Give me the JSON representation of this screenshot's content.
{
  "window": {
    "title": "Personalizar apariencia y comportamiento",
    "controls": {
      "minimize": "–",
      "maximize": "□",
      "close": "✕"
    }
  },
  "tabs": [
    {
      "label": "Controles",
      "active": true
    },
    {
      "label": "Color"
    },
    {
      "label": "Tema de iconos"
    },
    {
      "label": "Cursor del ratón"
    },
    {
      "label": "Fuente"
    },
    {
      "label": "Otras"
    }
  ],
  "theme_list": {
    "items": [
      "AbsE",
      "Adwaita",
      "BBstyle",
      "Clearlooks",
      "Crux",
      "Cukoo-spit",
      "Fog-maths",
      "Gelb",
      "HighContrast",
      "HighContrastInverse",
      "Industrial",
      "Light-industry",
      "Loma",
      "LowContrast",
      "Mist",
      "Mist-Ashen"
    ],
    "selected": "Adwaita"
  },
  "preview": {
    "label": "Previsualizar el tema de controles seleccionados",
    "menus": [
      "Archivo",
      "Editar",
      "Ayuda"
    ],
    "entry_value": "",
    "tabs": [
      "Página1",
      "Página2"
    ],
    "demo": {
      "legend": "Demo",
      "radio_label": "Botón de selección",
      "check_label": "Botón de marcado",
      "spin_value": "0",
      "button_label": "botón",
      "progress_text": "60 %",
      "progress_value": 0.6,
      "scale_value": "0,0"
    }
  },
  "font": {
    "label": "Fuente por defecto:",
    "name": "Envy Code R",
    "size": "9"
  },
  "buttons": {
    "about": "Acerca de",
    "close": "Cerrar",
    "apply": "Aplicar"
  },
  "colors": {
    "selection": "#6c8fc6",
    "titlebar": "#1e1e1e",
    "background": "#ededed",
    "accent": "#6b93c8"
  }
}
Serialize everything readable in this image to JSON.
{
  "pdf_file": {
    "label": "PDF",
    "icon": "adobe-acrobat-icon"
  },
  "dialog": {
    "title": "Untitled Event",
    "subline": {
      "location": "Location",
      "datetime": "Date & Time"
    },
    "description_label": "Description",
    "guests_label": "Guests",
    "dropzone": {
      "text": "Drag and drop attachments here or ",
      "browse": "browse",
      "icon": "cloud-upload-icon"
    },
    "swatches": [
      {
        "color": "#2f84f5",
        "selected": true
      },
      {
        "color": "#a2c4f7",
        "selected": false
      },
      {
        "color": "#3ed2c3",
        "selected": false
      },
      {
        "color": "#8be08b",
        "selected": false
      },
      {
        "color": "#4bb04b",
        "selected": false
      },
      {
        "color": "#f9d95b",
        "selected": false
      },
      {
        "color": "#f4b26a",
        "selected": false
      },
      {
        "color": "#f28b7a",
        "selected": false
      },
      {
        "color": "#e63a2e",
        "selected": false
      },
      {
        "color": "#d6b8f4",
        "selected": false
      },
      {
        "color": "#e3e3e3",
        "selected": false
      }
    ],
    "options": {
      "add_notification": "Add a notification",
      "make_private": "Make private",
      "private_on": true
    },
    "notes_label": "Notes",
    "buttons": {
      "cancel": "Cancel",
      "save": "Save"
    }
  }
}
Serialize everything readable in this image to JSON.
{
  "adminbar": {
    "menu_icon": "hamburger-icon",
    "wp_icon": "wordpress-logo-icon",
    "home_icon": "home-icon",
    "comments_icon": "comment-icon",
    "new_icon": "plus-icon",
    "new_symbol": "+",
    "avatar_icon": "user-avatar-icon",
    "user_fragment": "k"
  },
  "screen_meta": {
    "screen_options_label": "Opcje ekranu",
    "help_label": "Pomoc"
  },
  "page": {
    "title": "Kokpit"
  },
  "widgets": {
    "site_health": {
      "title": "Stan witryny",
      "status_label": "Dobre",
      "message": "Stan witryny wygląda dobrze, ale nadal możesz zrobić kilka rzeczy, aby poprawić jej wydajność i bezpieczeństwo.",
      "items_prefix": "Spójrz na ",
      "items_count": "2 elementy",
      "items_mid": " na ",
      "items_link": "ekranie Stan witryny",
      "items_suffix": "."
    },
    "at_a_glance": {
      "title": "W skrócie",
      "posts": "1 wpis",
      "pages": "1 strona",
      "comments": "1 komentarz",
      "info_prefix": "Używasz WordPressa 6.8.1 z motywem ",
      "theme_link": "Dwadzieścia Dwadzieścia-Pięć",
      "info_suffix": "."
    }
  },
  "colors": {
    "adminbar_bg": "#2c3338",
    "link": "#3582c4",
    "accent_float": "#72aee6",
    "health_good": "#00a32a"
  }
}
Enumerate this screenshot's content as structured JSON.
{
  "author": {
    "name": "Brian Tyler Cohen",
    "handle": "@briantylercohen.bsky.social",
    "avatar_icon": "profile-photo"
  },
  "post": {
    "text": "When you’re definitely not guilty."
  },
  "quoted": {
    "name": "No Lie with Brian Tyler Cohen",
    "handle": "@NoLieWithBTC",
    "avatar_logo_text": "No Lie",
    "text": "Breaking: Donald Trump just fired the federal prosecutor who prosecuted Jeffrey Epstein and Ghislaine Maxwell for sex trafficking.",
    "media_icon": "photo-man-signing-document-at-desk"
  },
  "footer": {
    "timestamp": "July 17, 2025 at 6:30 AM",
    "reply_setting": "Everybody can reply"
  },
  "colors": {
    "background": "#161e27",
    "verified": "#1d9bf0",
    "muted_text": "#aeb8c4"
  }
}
......
Your objective: Reproduce each entry from the records above, character for character.

Output for this task:
Give me the JSON representation of this screenshot's content.
{
  "window": {
    "title": "Personalizar apariencia y comportamiento",
    "controls": {
      "minimize": "–",
      "maximize": "□",
      "close": "✕"
    }
  },
  "tabs": [
    {
      "label": "Controles",
      "active": true
    },
    {
      "label": "Color"
    },
    {
      "label": "Tema de iconos"
    },
    {
      "label": "Cursor del ratón"
    },
    {
      "label": "Fuente"
    },
    {
      "label": "Otras"
    }
  ],
  "theme_list": {
    "items": [
      "AbsE",
      "Adwaita",
      "BBstyle",
      "Clearlooks",
      "Crux",
      "Cukoo-spit",
      "Fog-maths",
      "Gelb",
      "HighContrast",
      "HighContrastInverse",
      "Industrial",
      "Light-industry",
      "Loma",
      "LowContrast",
      "Mist",
      "Mist-Ashen"
    ],
    "selected": "Adwaita"
  },
  "preview": {
    "label": "Previsualizar el tema de controles seleccionados",
    "menus": [
      "Archivo",
      "Editar",
      "Ayuda"
    ],
    "entry_value": "",
    "tabs": [
      "Página1",
      "Página2"
    ],
    "demo": {
      "legend": "Demo",
      "radio_label": "Botón de selección",
      "check_label": "Botón de marcado",
      "spin_value": "0",
      "button_label": "botón",
      "progress_text": "60 %",
      "progress_value": 0.6,
      "scale_value": "0,0"
    }
  },
  "font": {
    "label": "Fuente por defecto:",
    "name": "Envy Code R",
    "size": "9"
  },
  "buttons": {
    "about": "Acerca de",
    "close": "Cerrar",
    "apply": "Aplicar"
  },
  "colors": {
    "selection": "#6c8fc6",
    "titlebar": "#1e1e1e",
    "background": "#ededed",
    "accent": "#6b93c8"
  }
}
Serialize everything readable in this image to JSON.
{
  "pdf_file": {
    "label": "PDF",
    "icon": "adobe-acrobat-icon"
  },
  "dialog": {
    "title": "Untitled Event",
    "subline": {
      "location": "Location",
      "datetime": "Date & Time"
    },
    "description_label": "Description",
    "guests_label": "Guests",
    "dropzone": {
      "text": "Drag and drop attachments here or ",
      "browse": "browse",
      "icon": "cloud-upload-icon"
    },
    "swatches": [
      {
        "color": "#2f84f5",
        "selected": true
      },
      {
        "color": "#a2c4f7",
        "selected": false
      },
      {
        "color": "#3ed2c3",
        "selected": false
      },
      {
        "color": "#8be08b",
        "selected": false
      },
      {
        "color": "#4bb04b",
        "selected": false
      },
      {
        "color": "#f9d95b",
        "selected": false
      },
      {
        "color": "#f4b26a",
        "selected": false
      },
      {
        "color": "#f28b7a",
        "selected": false
      },
      {
        "color": "#e63a2e",
        "selected": false
      },
      {
        "color": "#d6b8f4",
        "selected": false
      },
      {
        "color": "#e3e3e3",
        "selected": false
      }
    ],
    "options": {
      "add_notification": "Add a notification",
      "make_private": "Make private",
      "private_on": true
    },
    "notes_label": "Notes",
    "buttons": {
      "cancel": "Cancel",
      "save": "Save"
    }
  }
}
Serialize everything readable in this image to JSON.
{
  "adminbar": {
    "menu_icon": "hamburger-icon",
    "wp_icon": "wordpress-logo-icon",
    "home_icon": "home-icon",
    "comments_icon": "comment-icon",
    "new_icon": "plus-icon",
    "new_symbol": "+",
    "avatar_icon": "user-avatar-icon",
    "user_fragment": "k"
  },
  "screen_meta": {
    "screen_options_label": "Opcje ekranu",
    "help_label": "Pomoc"
  },
  "page": {
    "title": "Kokpit"
  },
  "widgets": {
    "site_health": {
      "title": "Stan witryny",
      "status_label": "Dobre",
      "message": "Stan witryny wygląda dobrze, ale nadal możesz zrobić kilka rzeczy, aby poprawić jej wydajność i bezpieczeństwo.",
      "items_prefix": "Spójrz na ",
      "items_count": "2 elementy",
      "items_mid": " na ",
      "items_link": "ekranie Stan witryny",
      "items_suffix": "."
    },
    "at_a_glance": {
      "title": "W skrócie",
      "posts": "1 wpis",
      "pages": "1 strona",
      "comments": "1 komentarz",
      "info_prefix": "Używasz WordPressa 6.8.1 z motywem ",
      "theme_link": "Dwadzieścia Dwadzieścia-Pięć",
      "info_suffix": "."
    }
  },
  "colors": {
    "adminbar_bg": "#2c3338",
    "link": "#3582c4",
    "accent_float": "#72aee6",
    "health_good": "#00a32a"
  }
}
Enumerate this screenshot's content as structured JSON.
{
  "author": {
    "name": "Brian Tyler Cohen",
    "handle": "@briantylercohen.bsky.social",
    "avatar_icon": "profile-photo"
  },
  "post": {
    "text": "When you’re definitely not guilty."
  },
  "quoted": {
    "name": "No Lie with Brian Tyler Cohen",
    "handle": "@NoLieWithBTC",
    "avatar_logo_text": "No Lie",
    "text": "Breaking: Donald Trump just fired the federal prosecutor who prosecuted Jeffrey Epstein and Ghislaine Maxwell for sex trafficking.",
    "media_icon": "photo-man-signing-document-at-desk"
  },
  "footer": {
    "timestamp": "July 17, 2025 at 6:30 AM",
    "reply_setting": "Everybody can reply"
  },
  "colors": {
    "background": "#161e27",
    "verified": "#1d9bf0",
    "muted_text": "#aeb8c4"
  }
}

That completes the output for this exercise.